[Recorded data]
#####
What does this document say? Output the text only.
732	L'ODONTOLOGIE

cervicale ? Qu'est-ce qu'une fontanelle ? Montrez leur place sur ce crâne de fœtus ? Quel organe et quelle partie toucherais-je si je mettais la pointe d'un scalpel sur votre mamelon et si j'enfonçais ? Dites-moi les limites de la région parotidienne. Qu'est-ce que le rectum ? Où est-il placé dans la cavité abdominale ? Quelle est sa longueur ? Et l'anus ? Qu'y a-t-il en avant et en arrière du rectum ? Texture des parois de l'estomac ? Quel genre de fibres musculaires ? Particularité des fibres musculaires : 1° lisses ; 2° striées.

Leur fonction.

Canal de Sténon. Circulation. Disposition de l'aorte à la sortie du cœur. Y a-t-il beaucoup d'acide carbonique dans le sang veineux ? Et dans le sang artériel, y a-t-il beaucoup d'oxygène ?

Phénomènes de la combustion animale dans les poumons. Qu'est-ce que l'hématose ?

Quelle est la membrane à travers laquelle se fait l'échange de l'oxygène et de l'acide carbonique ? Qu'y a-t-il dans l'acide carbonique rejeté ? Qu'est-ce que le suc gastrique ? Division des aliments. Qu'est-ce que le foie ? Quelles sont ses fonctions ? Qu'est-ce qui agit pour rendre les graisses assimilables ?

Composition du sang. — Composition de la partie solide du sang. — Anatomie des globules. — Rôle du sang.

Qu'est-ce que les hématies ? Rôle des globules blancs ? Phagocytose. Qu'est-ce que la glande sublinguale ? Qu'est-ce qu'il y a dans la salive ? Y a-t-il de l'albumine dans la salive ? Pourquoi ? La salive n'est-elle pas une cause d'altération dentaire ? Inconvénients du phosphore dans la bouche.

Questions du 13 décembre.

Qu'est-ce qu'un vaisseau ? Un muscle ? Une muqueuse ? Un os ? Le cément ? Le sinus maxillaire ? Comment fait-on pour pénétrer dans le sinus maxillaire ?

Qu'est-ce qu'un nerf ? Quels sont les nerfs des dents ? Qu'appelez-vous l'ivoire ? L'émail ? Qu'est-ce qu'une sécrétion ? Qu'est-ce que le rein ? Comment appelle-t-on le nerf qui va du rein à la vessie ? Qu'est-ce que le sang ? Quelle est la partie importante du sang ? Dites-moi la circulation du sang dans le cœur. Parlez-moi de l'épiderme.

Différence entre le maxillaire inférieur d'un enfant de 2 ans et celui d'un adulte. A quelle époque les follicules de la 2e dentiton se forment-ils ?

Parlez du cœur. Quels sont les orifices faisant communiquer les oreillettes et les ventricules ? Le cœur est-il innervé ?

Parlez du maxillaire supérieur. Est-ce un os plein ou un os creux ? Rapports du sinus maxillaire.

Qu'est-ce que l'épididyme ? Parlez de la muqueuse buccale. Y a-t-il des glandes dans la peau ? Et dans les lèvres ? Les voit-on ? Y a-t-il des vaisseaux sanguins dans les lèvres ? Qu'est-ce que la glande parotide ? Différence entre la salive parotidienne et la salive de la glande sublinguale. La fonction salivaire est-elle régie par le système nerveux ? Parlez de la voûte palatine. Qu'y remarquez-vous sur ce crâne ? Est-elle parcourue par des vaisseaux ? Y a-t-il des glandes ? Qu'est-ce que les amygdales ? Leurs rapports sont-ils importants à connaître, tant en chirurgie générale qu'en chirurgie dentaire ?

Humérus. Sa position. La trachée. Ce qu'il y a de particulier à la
#####
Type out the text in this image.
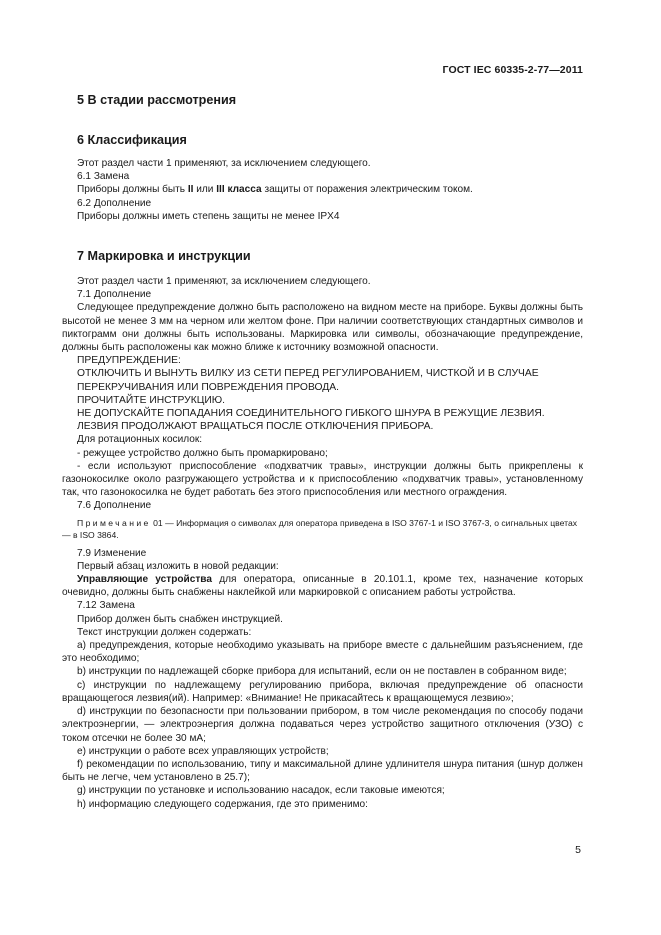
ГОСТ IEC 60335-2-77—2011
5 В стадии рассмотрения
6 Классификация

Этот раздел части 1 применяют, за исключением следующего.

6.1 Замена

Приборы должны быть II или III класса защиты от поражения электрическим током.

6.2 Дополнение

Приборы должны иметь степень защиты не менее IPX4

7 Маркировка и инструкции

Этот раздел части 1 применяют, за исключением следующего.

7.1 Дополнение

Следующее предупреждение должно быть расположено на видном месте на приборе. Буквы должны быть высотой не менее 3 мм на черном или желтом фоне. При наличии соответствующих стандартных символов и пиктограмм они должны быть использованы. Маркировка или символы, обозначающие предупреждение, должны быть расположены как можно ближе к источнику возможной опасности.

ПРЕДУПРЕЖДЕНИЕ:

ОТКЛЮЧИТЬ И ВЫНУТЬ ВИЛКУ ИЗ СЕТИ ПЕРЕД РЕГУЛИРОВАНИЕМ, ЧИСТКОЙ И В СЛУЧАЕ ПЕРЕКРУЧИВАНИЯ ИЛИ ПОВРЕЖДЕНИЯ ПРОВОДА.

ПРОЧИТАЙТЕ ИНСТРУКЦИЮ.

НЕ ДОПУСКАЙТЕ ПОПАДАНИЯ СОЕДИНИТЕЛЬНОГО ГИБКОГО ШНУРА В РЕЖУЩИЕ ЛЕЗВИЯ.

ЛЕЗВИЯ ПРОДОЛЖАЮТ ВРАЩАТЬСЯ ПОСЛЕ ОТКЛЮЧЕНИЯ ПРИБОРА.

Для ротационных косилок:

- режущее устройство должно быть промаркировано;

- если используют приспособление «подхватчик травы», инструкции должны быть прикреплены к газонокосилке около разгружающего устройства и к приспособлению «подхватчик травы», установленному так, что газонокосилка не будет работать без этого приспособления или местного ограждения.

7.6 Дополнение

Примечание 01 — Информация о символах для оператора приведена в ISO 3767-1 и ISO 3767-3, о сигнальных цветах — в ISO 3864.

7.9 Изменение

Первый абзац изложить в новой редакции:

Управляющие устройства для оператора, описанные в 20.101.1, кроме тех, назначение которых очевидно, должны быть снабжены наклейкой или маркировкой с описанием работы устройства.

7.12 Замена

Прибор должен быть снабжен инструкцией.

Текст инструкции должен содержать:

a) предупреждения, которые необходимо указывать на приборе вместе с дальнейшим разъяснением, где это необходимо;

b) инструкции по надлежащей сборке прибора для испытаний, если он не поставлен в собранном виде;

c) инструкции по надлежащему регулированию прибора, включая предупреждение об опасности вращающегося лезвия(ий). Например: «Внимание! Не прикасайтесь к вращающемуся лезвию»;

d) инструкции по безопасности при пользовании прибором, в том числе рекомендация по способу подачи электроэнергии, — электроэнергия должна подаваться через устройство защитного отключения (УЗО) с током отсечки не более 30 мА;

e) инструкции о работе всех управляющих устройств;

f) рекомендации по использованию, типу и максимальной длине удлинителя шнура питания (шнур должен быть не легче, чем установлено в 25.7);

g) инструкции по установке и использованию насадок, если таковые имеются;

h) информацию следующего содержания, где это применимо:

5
#####
Gather from the data above every line with the string "Маркировка".

7 Маркировка и инструкции
Следующее предупреждение должно быть расположено на видном месте на приборе. Буквы должны быть высотой не менее 3 мм на черном или желтом фоне. При наличии соответствующих стандартных символов и пиктограмм они должны быть использованы. Маркировка или символы, обозначающие предупреждение, должны быть расположены как можно ближе к источнику возможной опасности.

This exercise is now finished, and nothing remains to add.